Lines of data -
══════

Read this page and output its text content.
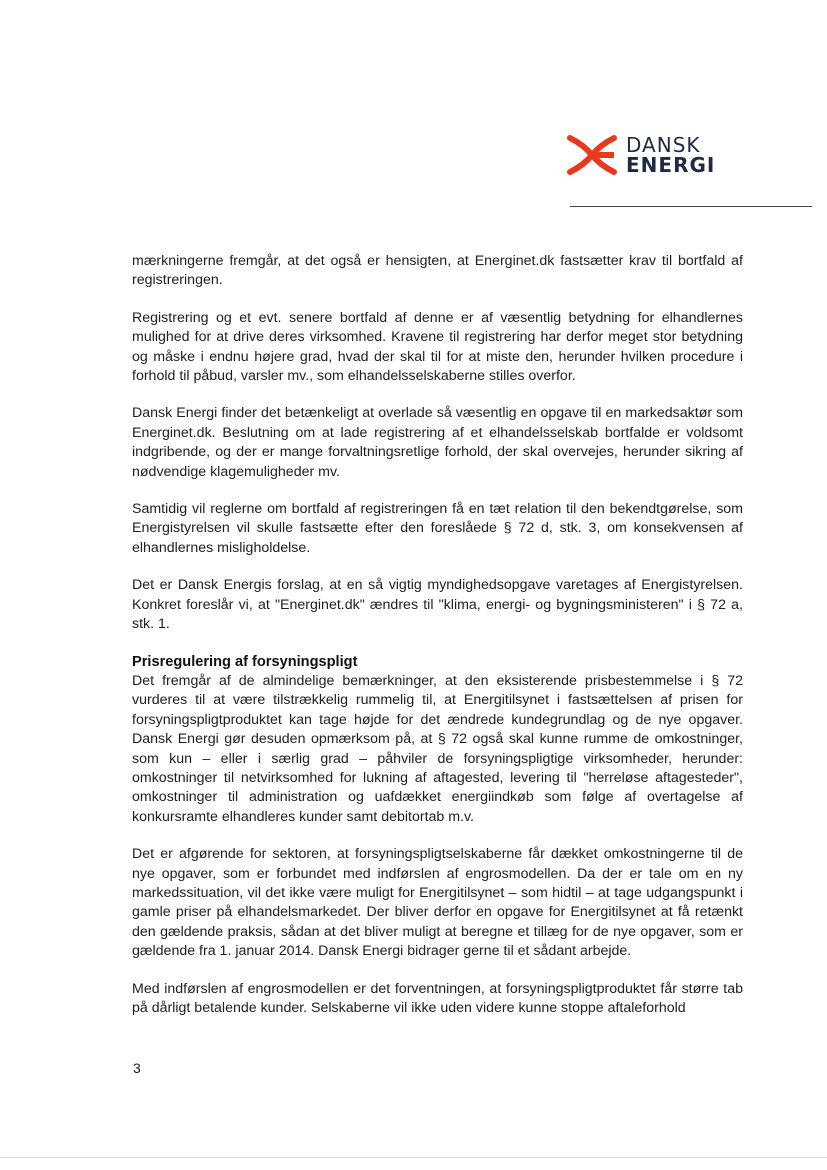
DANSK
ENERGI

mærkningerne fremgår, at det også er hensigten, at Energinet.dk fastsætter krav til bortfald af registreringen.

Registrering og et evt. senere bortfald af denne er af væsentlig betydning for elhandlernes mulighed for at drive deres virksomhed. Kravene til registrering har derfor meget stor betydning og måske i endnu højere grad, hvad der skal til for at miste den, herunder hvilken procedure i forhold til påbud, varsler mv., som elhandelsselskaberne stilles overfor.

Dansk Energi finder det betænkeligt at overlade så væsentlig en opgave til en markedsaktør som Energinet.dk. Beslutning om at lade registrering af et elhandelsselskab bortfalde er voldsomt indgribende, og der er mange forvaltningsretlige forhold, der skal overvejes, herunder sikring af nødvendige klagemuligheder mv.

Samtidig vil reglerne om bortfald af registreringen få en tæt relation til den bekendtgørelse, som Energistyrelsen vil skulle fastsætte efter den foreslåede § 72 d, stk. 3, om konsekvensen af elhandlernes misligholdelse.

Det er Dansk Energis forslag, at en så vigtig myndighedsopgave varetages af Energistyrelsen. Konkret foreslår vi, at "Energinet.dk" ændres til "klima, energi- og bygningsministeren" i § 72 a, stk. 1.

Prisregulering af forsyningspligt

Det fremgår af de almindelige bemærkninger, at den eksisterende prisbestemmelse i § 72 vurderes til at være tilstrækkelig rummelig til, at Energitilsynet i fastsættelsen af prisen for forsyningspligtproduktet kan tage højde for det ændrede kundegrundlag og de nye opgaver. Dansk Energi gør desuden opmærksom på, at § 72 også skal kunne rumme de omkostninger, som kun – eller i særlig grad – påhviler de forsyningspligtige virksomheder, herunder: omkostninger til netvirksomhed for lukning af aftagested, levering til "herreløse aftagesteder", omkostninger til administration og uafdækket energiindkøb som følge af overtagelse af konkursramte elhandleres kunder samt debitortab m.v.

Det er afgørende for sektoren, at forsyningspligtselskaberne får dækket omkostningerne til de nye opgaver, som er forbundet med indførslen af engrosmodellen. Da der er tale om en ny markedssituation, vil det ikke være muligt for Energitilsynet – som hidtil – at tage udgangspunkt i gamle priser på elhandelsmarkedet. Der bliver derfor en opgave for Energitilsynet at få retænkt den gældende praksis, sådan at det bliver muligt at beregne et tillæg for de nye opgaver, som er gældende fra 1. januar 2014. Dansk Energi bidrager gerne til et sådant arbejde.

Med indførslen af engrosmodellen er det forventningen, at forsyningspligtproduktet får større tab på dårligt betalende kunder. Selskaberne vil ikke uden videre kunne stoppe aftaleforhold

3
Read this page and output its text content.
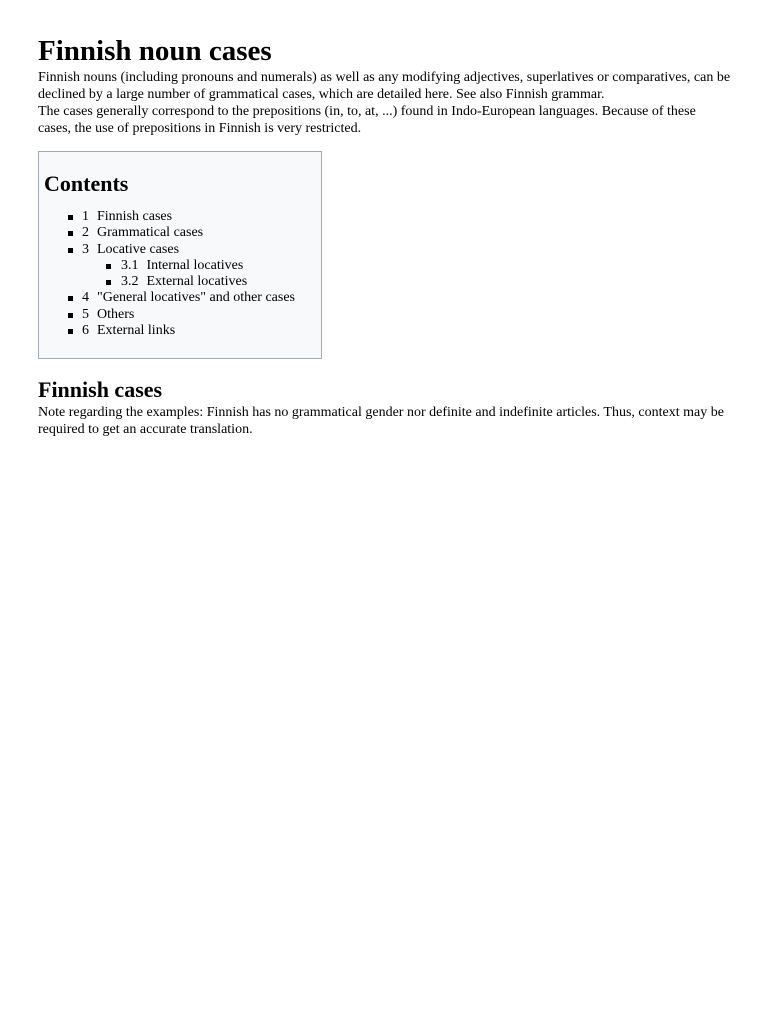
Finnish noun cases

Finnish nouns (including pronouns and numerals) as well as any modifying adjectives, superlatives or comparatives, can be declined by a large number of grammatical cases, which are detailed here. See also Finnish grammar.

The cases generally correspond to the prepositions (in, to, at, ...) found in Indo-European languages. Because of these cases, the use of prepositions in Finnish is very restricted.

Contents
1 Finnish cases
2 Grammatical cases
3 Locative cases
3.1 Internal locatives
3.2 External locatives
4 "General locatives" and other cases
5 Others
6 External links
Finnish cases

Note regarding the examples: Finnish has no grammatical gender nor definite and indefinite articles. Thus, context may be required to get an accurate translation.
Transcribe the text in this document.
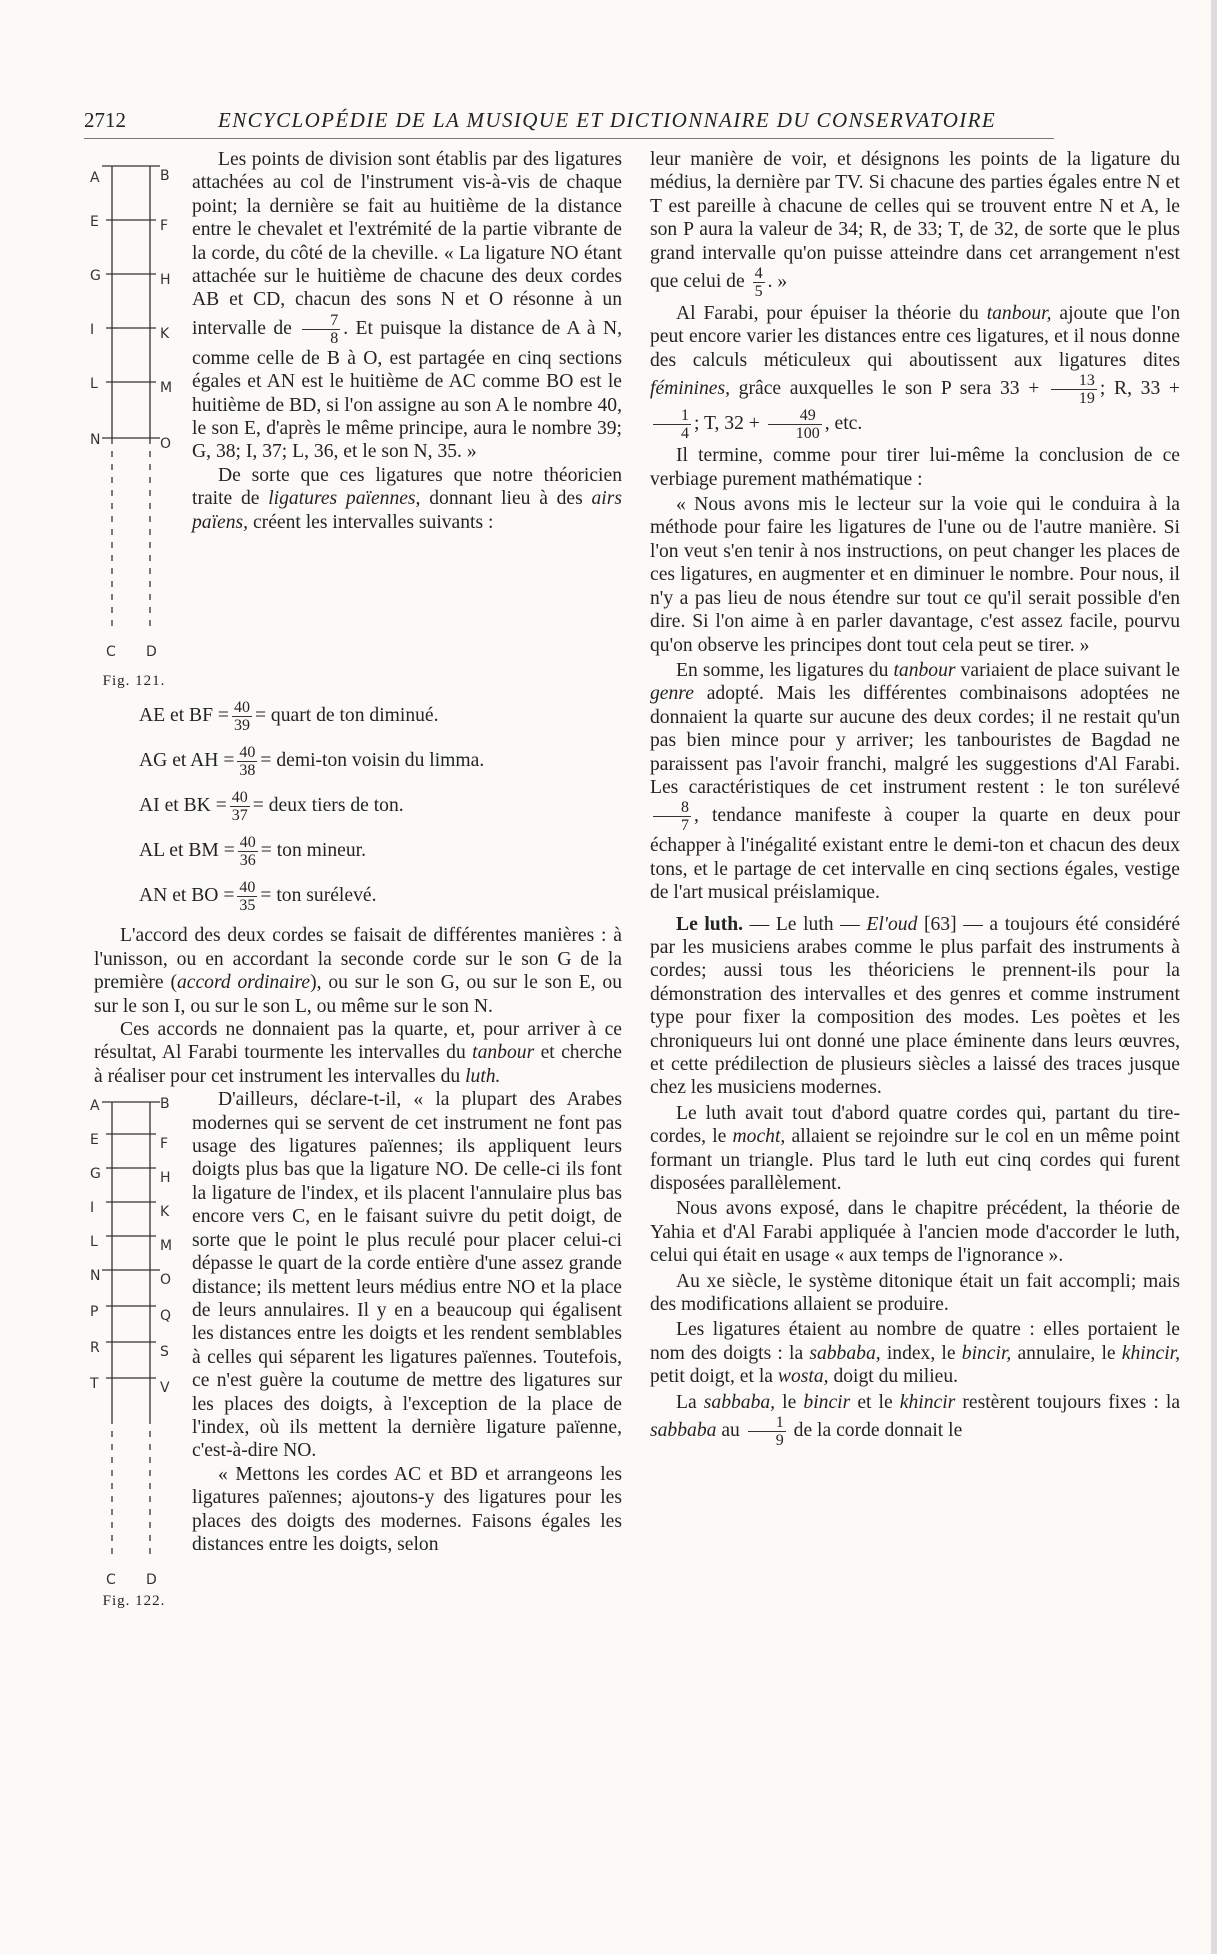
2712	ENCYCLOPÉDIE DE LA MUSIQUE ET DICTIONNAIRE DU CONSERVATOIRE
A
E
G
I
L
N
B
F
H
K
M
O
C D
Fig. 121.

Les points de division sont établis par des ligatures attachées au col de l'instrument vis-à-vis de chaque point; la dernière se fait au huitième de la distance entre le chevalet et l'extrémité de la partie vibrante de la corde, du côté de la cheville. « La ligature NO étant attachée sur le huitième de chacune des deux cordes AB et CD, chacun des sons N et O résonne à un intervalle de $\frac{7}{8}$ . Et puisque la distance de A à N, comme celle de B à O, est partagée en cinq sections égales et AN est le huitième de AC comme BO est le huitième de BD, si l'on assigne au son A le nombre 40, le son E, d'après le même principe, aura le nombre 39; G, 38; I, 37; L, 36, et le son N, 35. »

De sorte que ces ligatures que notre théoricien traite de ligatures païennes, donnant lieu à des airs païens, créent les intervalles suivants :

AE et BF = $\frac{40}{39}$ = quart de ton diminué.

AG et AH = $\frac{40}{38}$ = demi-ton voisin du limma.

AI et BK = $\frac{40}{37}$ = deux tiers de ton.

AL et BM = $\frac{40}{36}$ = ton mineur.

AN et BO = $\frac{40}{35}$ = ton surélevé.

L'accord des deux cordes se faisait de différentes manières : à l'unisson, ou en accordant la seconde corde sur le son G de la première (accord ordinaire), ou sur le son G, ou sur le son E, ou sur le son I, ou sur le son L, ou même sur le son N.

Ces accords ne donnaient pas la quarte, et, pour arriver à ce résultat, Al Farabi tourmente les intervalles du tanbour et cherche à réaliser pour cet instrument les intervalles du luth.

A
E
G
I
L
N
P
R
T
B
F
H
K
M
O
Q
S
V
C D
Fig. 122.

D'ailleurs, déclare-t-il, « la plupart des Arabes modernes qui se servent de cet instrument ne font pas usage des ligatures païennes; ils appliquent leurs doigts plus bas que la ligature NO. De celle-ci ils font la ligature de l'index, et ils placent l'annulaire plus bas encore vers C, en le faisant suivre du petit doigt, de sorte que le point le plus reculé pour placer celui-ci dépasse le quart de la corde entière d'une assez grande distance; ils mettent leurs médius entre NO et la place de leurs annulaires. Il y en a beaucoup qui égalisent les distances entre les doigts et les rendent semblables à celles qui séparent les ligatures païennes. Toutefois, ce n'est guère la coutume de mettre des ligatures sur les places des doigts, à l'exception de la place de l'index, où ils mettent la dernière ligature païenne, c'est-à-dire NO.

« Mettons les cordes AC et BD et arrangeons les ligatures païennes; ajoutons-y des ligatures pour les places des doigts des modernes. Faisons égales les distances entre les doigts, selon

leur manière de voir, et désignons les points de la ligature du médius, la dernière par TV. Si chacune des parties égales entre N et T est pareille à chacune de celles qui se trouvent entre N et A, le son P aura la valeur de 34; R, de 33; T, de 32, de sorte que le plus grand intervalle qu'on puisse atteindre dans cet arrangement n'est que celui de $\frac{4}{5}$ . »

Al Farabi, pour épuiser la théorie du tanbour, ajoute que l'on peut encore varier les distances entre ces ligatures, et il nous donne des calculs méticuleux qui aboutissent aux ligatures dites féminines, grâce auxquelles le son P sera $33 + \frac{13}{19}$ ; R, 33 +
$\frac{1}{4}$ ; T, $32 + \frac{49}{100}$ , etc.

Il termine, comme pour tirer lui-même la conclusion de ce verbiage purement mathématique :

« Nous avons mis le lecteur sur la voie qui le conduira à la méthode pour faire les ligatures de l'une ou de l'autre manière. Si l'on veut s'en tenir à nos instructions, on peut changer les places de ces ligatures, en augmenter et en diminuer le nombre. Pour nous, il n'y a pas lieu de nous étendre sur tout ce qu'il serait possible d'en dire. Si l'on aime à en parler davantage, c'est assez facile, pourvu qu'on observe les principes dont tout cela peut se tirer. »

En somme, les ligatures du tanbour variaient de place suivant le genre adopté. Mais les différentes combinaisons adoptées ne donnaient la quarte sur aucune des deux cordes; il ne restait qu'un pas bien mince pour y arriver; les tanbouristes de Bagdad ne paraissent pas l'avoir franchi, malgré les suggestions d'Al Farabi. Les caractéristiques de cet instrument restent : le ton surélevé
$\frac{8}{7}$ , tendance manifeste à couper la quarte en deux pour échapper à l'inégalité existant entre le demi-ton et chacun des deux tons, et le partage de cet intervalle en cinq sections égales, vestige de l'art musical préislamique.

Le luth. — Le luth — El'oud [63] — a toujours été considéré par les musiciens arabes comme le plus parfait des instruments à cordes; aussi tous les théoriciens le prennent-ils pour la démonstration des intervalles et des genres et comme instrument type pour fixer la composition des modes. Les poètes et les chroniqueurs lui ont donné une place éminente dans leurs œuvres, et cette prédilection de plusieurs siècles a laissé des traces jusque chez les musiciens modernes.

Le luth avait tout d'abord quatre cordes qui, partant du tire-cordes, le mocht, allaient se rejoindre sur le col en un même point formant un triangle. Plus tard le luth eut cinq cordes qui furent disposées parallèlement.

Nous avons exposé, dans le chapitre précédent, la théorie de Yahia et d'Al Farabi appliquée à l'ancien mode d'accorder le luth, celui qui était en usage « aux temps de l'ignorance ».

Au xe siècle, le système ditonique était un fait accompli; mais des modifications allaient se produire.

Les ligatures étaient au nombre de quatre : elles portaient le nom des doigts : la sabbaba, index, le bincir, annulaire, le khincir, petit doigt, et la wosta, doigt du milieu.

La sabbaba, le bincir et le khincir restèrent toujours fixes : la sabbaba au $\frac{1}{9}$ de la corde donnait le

══════

Work required -
What is the number of lines in the records that contain the word "khincir"? Answer with the number and nothing else.

Full response -
2